-- GIVEN ENTRIES start --

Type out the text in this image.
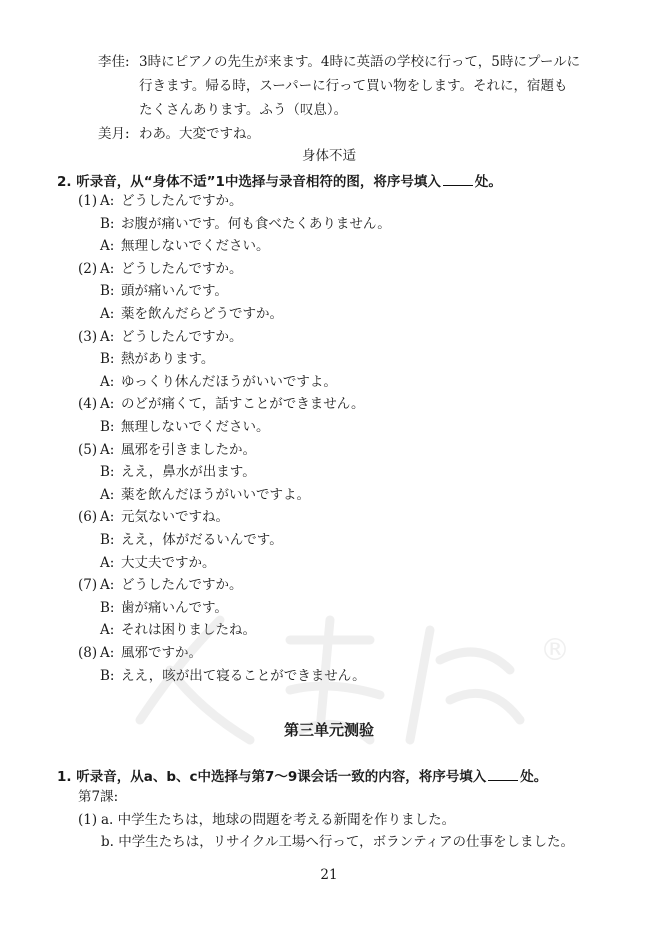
李佳: 3時にピアノの先生が来ます。4時に英語の学校に行って，5時にプールに
行きます。帰る時，スーパーに行って買い物をします。それに，宿題も
たくさんあります。ふう（叹息）。
美月: わあ。大変ですね。
身体不适
2. 听录音，从“身体不适”1中选择与录音相符的图，将序号填入	处。
(1) A: どうしたんですか。
B: お腹が痛いです。何も食べたくありません。
A: 無理しないでください。
(2) A: どうしたんですか。
B: 頭が痛いんです。
A: 薬を飲んだらどうですか。
(3) A: どうしたんですか。
B: 熱があります。
A: ゆっくり休んだほうがいいですよ。
(4) A: のどが痛くて，話すことができません。
B: 無理しないでください。
(5) A: 風邪を引きましたか。
B: ええ，鼻水が出ます。
A: 薬を飲んだほうがいいですよ。
(6) A: 元気ないですね。
B: ええ，体がだるいんです。
A: 大丈夫ですか。
(7) A: どうしたんですか。
B: 歯が痛いんです。
A: それは困りましたね。
(8) A: 風邪ですか。
B: ええ，咳が出て寝ることができません。
®
第三单元测验
1. 听录音，从a、b、c中选择与第7～9课会话一致的内容，将序号填入	处。
第7課:
(1) a. 中学生たちは，地球の問題を考える新聞を作りました。
b. 中学生たちは，リサイクル工場へ行って，ボランティアの仕事をしました。
21
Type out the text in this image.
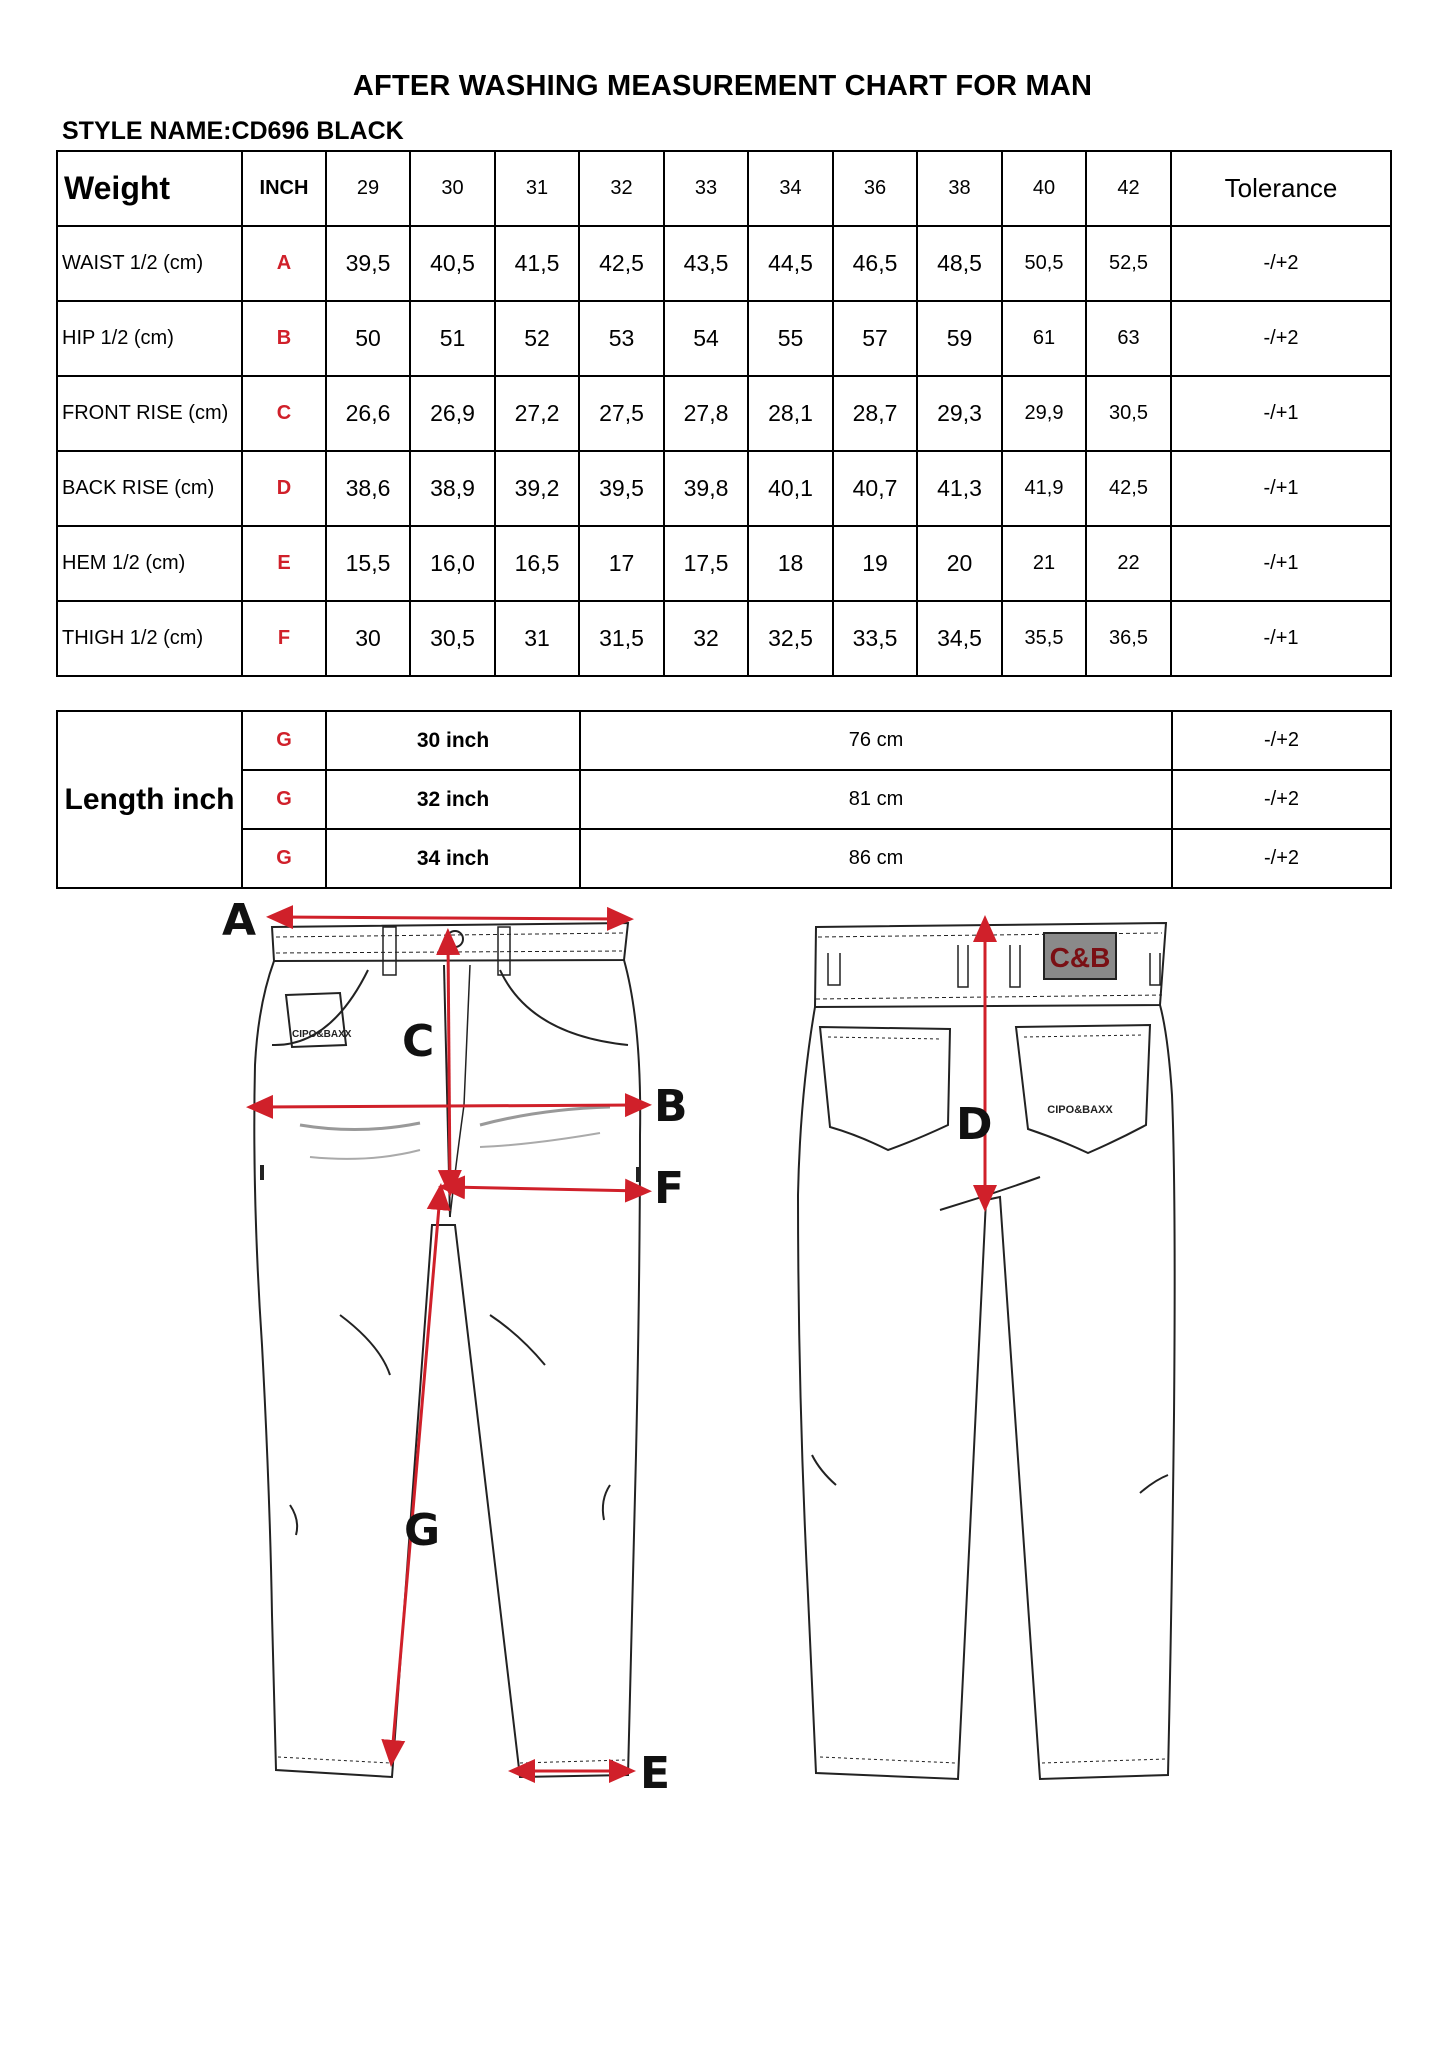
AFTER WASHING MEASUREMENT CHART FOR MAN
STYLE NAME:CD696 BLACK
Weight	INCH	29	30	31	32	33	34	36	38	40	42	Tolerance
WAIST 1/2 (cm)	A	39,5	40,5	41,5	42,5	43,5	44,5	46,5	48,5	50,5	52,5	-/+2
HIP 1/2 (cm)	B	50	51	52	53	54	55	57	59	61	63	-/+2
FRONT RISE (cm)	C	26,6	26,9	27,2	27,5	27,8	28,1	28,7	29,3	29,9	30,5	-/+1
BACK RISE (cm)	D	38,6	38,9	39,2	39,5	39,8	40,1	40,7	41,3	41,9	42,5	-/+1
HEM 1/2 (cm)	E	15,5	16,0	16,5	17	17,5	18	19	20	21	22	-/+1
THIGH 1/2 (cm)	F	30	30,5	31	31,5	32	32,5	33,5	34,5	35,5	36,5	-/+1
Length inch	G	30 inch	76 cm	-/+2
	G	32 inch	81 cm	-/+2
	G	34 inch	86 cm	-/+2
CIPO&BAXX
C&B
CIPO&BAXX
A
C
B
F
G
E
D
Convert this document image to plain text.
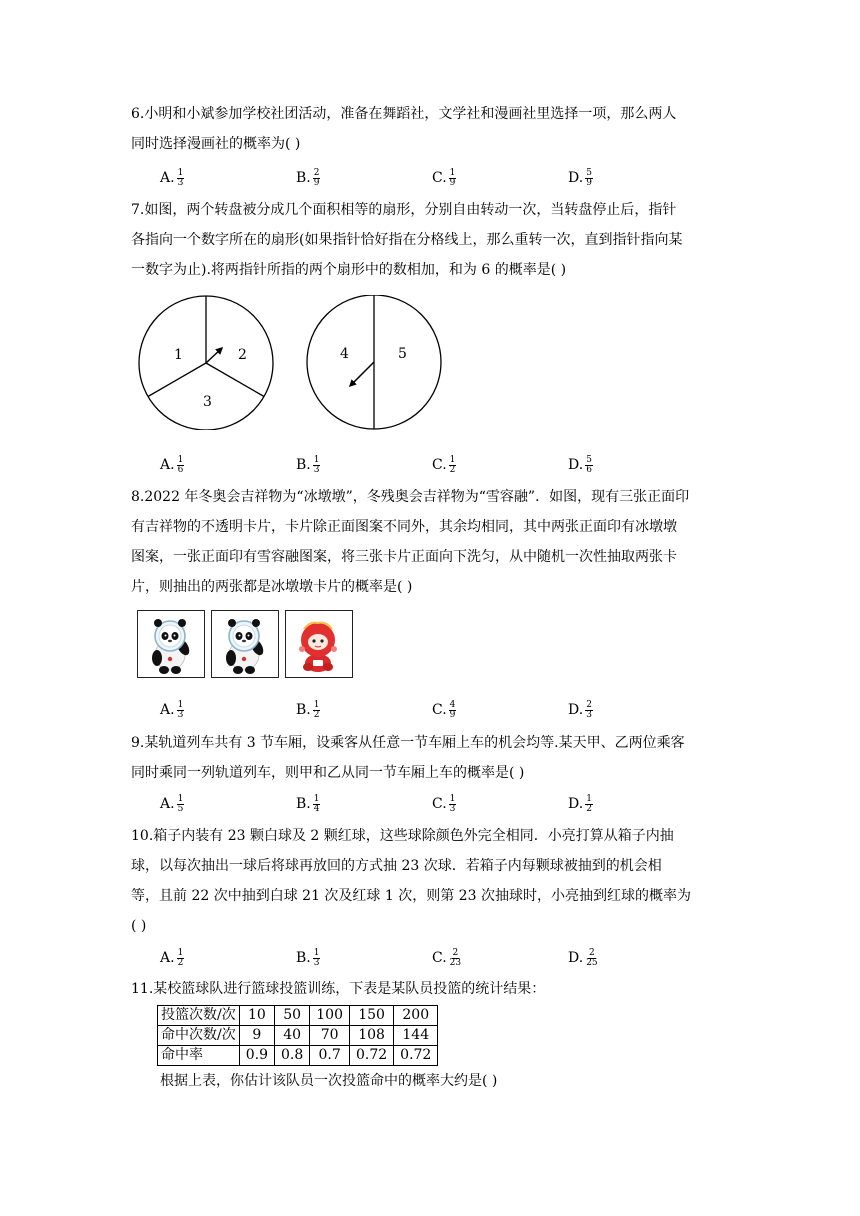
6.小明和小斌参加学校社团活动，准备在舞蹈社，文学社和漫画社里选择一项，那么两人
同时选择漫画社的概率为( )
A. $\frac{1}{3}$	B. $\frac{2}{9}$	C. $\frac{1}{9}$	D. $\frac{5}{9}$
7.如图，两个转盘被分成几个面积相等的扇形，分别自由转动一次，当转盘停止后，指针
各指向一个数字所在的扇形(如果指针恰好指在分格线上，那么重转一次，直到指针指向某
一数字为止).将两指针所指的两个扇形中的数相加，和为 6 的概率是( )
1	2
3
4	5
A. $\frac{1}{6}$	B. $\frac{1}{3}$	C. $\frac{1}{2}$	D. $\frac{5}{6}$
8.2022 年冬奥会吉祥物为“冰墩墩”，冬残奥会吉祥物为“雪容融”．如图，现有三张正面印
有吉祥物的不透明卡片，卡片除正面图案不同外，其余均相同，其中两张正面印有冰墩墩
图案，一张正面印有雪容融图案，将三张卡片正面向下洗匀，从中随机一次性抽取两张卡
片，则抽出的两张都是冰墩墩卡片的概率是( )
A. $\frac{1}{3}$	B. $\frac{1}{2}$	C. $\frac{4}{9}$	D. $\frac{2}{3}$
9.某轨道列车共有 3 节车厢，设乘客从任意一节车厢上车的机会均等.某天甲、乙两位乘客
同时乘同一列轨道列车，则甲和乙从同一节车厢上车的概率是( )
A. $\frac{1}{5}$	B. $\frac{1}{4}$	C. $\frac{1}{3}$	D. $\frac{1}{2}$
10.箱子内装有 23 颗白球及 2 颗红球，这些球除颜色外完全相同．小亮打算从箱子内抽
球，以每次抽出一球后将球再放回的方式抽 23 次球．若箱子内每颗球被抽到的机会相
等，且前 22 次中抽到白球 21 次及红球 1 次，则第 23 次抽球时，小亮抽到红球的概率为
( )
A. $\frac{1}{2}$	B. $\frac{1}{3}$	C. $\frac{2}{23}$	D. $\frac{2}{25}$
11.某校篮球队进行篮球投篮训练，下表是某队员投篮的统计结果：
投篮次数/次	10	50	100	150	200
命中次数/次	9	40	70	108	144
命中率	0.9	0.8	0.7	0.72	0.72
根据上表，你估计该队员一次投篮命中的概率大约是( )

-- GIVEN ENTRIES end --

# INSTRUCTION
Look over the material above and show each line where "将序号填入" appears.

# TASK RESPONSE
2. 听录音，从“身体不适”1中选择与录音相符的图，将序号填入	处。
1. 听录音，从a、b、c中选择与第7～9课会话一致的内容，将序号填入	处。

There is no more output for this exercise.